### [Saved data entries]

------------------------

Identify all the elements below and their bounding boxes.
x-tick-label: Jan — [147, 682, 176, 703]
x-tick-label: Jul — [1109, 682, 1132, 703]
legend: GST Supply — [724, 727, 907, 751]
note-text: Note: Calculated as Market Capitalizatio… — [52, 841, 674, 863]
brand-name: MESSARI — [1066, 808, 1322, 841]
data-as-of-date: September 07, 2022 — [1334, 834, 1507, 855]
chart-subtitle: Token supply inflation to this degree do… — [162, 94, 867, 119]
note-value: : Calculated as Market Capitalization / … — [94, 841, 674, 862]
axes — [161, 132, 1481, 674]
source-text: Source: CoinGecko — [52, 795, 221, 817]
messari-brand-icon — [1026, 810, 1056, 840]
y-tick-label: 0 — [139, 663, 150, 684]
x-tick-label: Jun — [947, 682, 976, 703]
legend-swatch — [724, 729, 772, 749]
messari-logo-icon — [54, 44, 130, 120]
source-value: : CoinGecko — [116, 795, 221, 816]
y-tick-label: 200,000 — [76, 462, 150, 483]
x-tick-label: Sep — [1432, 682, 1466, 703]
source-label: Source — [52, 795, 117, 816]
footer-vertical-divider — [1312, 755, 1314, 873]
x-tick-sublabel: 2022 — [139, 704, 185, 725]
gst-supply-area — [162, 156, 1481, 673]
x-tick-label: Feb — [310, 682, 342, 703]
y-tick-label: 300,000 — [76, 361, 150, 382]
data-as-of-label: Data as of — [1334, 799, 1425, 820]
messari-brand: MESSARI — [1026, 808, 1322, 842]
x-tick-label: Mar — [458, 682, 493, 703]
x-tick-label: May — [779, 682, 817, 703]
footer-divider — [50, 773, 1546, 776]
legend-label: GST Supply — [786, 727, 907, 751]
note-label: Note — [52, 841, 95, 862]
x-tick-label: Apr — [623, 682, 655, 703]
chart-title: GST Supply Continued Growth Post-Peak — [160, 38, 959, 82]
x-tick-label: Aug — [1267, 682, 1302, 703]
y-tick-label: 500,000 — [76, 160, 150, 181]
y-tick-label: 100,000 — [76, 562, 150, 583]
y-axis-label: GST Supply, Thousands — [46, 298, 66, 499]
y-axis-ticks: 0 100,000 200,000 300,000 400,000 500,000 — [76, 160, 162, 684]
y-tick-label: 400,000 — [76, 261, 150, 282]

------------------------

### [WHAT THE TASK ASKS]
Format the part of the records that runs from the beginning through the line containing "footer-vertical-divider — [1312, 755, 1314, 873]" as a JSON list of strings, one string per line, skipping blank lines.

### [PROBLEM SOLUTION]
[
  "Identify all the elements below and their bounding boxes.",
  "x-tick-label: Jan — [147, 682, 176, 703]",
  "x-tick-label: Jul — [1109, 682, 1132, 703]",
  "legend: GST Supply — [724, 727, 907, 751]",
  "note-text: Note: Calculated as Market Capitalizatio… — [52, 841, 674, 863]",
  "brand-name: MESSARI — [1066, 808, 1322, 841]",
  "data-as-of-date: September 07, 2022 — [1334, 834, 1507, 855]",
  "chart-subtitle: Token supply inflation to this degree do… — [162, 94, 867, 119]",
  "note-value: : Calculated as Market Capitalization / … — [94, 841, 674, 862]",
  "axes — [161, 132, 1481, 674]",
  "source-text: Source: CoinGecko — [52, 795, 221, 817]",
  "messari-brand-icon — [1026, 810, 1056, 840]",
  "y-tick-label: 0 — [139, 663, 150, 684]",
  "x-tick-label: Jun — [947, 682, 976, 703]",
  "legend-swatch — [724, 729, 772, 749]",
  "messari-logo-icon — [54, 44, 130, 120]",
  "source-value: : CoinGecko — [116, 795, 221, 816]",
  "y-tick-label: 200,000 — [76, 462, 150, 483]",
  "x-tick-label: Sep — [1432, 682, 1466, 703]",
  "source-label: Source — [52, 795, 117, 816]",
  "footer-vertical-divider — [1312, 755, 1314, 873]"
]